WHAT IS NEEDED: Tally the lines below that contain "this". The number is the whole answer.

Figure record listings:
+ + + +

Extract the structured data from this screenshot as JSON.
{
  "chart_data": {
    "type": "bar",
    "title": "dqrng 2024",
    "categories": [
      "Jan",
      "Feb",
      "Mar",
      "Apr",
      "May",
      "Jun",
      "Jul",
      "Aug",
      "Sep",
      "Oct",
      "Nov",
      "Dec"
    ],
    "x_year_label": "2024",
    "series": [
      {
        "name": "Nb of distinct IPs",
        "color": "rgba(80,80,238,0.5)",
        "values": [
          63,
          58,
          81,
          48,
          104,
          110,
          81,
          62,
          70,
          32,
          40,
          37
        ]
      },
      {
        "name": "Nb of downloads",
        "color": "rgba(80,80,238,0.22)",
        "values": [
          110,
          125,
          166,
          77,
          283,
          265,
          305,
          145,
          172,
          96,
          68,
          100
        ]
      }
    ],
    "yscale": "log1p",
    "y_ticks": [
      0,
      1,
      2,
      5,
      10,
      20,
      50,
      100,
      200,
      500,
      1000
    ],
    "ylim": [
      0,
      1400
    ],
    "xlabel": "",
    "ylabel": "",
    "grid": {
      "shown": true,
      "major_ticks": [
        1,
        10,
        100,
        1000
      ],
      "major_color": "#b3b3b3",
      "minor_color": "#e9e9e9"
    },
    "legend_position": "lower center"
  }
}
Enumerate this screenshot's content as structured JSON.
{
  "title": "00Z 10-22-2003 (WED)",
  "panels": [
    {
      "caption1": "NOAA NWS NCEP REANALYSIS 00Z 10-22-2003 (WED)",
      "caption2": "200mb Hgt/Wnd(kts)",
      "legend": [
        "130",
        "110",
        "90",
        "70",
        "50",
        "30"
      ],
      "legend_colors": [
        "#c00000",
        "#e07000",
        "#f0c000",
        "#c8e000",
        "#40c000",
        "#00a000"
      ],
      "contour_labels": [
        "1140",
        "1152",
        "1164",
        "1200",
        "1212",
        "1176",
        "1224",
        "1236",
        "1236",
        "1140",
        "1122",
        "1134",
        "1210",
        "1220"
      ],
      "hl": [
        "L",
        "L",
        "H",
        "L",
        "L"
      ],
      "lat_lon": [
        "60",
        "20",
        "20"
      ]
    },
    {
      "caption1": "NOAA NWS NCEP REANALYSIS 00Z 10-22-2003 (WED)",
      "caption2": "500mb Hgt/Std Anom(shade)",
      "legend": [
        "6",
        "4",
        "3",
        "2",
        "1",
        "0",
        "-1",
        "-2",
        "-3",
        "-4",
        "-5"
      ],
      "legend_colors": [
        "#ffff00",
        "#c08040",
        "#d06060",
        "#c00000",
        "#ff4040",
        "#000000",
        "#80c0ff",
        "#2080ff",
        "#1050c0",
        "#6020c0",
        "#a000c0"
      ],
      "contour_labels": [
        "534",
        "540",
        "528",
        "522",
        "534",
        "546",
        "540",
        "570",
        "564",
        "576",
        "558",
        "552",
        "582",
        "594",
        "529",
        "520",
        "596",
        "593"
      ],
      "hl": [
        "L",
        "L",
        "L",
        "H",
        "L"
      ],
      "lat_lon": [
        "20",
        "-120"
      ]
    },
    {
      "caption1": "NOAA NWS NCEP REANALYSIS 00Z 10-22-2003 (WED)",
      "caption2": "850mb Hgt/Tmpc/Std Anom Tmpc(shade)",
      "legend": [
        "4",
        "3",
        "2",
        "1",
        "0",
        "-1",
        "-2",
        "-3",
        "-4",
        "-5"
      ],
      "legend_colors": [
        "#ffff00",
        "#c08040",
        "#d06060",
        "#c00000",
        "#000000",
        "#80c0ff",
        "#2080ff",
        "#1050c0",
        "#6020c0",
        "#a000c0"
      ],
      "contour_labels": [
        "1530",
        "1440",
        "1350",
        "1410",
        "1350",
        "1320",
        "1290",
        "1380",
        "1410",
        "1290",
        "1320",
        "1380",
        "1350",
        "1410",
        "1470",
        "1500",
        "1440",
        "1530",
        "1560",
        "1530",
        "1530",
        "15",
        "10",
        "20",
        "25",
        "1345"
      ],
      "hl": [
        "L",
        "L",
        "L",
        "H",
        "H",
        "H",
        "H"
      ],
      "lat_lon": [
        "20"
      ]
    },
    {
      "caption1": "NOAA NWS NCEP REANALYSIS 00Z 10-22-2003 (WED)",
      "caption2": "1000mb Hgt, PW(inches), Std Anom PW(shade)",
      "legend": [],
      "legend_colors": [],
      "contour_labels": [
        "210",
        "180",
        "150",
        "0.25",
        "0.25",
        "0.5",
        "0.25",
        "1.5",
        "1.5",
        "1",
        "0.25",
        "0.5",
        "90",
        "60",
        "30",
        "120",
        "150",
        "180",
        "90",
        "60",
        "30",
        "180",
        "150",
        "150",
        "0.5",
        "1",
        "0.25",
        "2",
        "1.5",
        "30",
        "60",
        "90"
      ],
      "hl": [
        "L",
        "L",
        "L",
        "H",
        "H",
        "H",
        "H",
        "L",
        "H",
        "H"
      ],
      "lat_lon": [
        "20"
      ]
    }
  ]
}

+ + + +

SOLUTION BELOW: 2